Stored data entries
(begin)
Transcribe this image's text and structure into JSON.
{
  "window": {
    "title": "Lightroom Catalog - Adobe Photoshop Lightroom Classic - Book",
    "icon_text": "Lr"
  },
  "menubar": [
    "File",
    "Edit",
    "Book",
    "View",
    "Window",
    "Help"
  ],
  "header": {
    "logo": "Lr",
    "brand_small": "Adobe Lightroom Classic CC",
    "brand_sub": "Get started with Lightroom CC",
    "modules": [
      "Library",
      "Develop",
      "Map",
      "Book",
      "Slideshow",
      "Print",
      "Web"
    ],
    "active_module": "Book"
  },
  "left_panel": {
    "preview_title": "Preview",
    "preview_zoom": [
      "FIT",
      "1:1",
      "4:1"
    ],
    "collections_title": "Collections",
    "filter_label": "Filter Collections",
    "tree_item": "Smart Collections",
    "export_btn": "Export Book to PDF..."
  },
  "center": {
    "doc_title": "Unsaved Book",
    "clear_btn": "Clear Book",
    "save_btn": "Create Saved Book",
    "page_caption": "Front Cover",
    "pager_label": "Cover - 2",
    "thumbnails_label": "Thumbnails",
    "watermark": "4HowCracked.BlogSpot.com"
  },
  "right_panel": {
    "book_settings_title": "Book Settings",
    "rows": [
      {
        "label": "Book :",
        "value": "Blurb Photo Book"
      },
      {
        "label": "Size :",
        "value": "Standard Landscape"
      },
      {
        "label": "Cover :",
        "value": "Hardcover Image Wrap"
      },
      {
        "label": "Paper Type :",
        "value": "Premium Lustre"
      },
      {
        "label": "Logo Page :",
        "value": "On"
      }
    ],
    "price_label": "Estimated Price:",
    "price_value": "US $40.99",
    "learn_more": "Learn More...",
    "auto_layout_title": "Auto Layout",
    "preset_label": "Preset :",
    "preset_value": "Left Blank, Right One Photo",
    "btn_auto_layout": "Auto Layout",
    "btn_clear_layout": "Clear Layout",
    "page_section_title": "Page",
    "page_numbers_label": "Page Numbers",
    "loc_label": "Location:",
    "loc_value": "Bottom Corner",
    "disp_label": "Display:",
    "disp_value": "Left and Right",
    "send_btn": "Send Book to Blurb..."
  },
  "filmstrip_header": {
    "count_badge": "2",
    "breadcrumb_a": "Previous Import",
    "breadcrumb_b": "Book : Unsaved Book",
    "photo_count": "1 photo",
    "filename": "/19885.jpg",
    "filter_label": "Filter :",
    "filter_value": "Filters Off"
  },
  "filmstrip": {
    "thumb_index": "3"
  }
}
(end)
**Exercise prompt:** From the listing above, reproduce all the lines exactly.

**Reply to the exercise:**
Transcribe this image's text and structure into JSON.
{
  "window": {
    "title": "Lightroom Catalog - Adobe Photoshop Lightroom Classic - Book",
    "icon_text": "Lr"
  },
  "menubar": [
    "File",
    "Edit",
    "Book",
    "View",
    "Window",
    "Help"
  ],
  "header": {
    "logo": "Lr",
    "brand_small": "Adobe Lightroom Classic CC",
    "brand_sub": "Get started with Lightroom CC",
    "modules": [
      "Library",
      "Develop",
      "Map",
      "Book",
      "Slideshow",
      "Print",
      "Web"
    ],
    "active_module": "Book"
  },
  "left_panel": {
    "preview_title": "Preview",
    "preview_zoom": [
      "FIT",
      "1:1",
      "4:1"
    ],
    "collections_title": "Collections",
    "filter_label": "Filter Collections",
    "tree_item": "Smart Collections",
    "export_btn": "Export Book to PDF..."
  },
  "center": {
    "doc_title": "Unsaved Book",
    "clear_btn": "Clear Book",
    "save_btn": "Create Saved Book",
    "page_caption": "Front Cover",
    "pager_label": "Cover - 2",
    "thumbnails_label": "Thumbnails",
    "watermark": "4HowCracked.BlogSpot.com"
  },
  "right_panel": {
    "book_settings_title": "Book Settings",
    "rows": [
      {
        "label": "Book :",
        "value": "Blurb Photo Book"
      },
      {
        "label": "Size :",
        "value": "Standard Landscape"
      },
      {
        "label": "Cover :",
        "value": "Hardcover Image Wrap"
      },
      {
        "label": "Paper Type :",
        "value": "Premium Lustre"
      },
      {
        "label": "Logo Page :",
        "value": "On"
      }
    ],
    "price_label": "Estimated Price:",
    "price_value": "US $40.99",
    "learn_more": "Learn More...",
    "auto_layout_title": "Auto Layout",
    "preset_label": "Preset :",
    "preset_value": "Left Blank, Right One Photo",
    "btn_auto_layout": "Auto Layout",
    "btn_clear_layout": "Clear Layout",
    "page_section_title": "Page",
    "page_numbers_label": "Page Numbers",
    "loc_label": "Location:",
    "loc_value": "Bottom Corner",
    "disp_label": "Display:",
    "disp_value": "Left and Right",
    "send_btn": "Send Book to Blurb..."
  },
  "filmstrip_header": {
    "count_badge": "2",
    "breadcrumb_a": "Previous Import",
    "breadcrumb_b": "Book : Unsaved Book",
    "photo_count": "1 photo",
    "filename": "/19885.jpg",
    "filter_label": "Filter :",
    "filter_value": "Filters Off"
  },
  "filmstrip": {
    "thumb_index": "3"
  }
}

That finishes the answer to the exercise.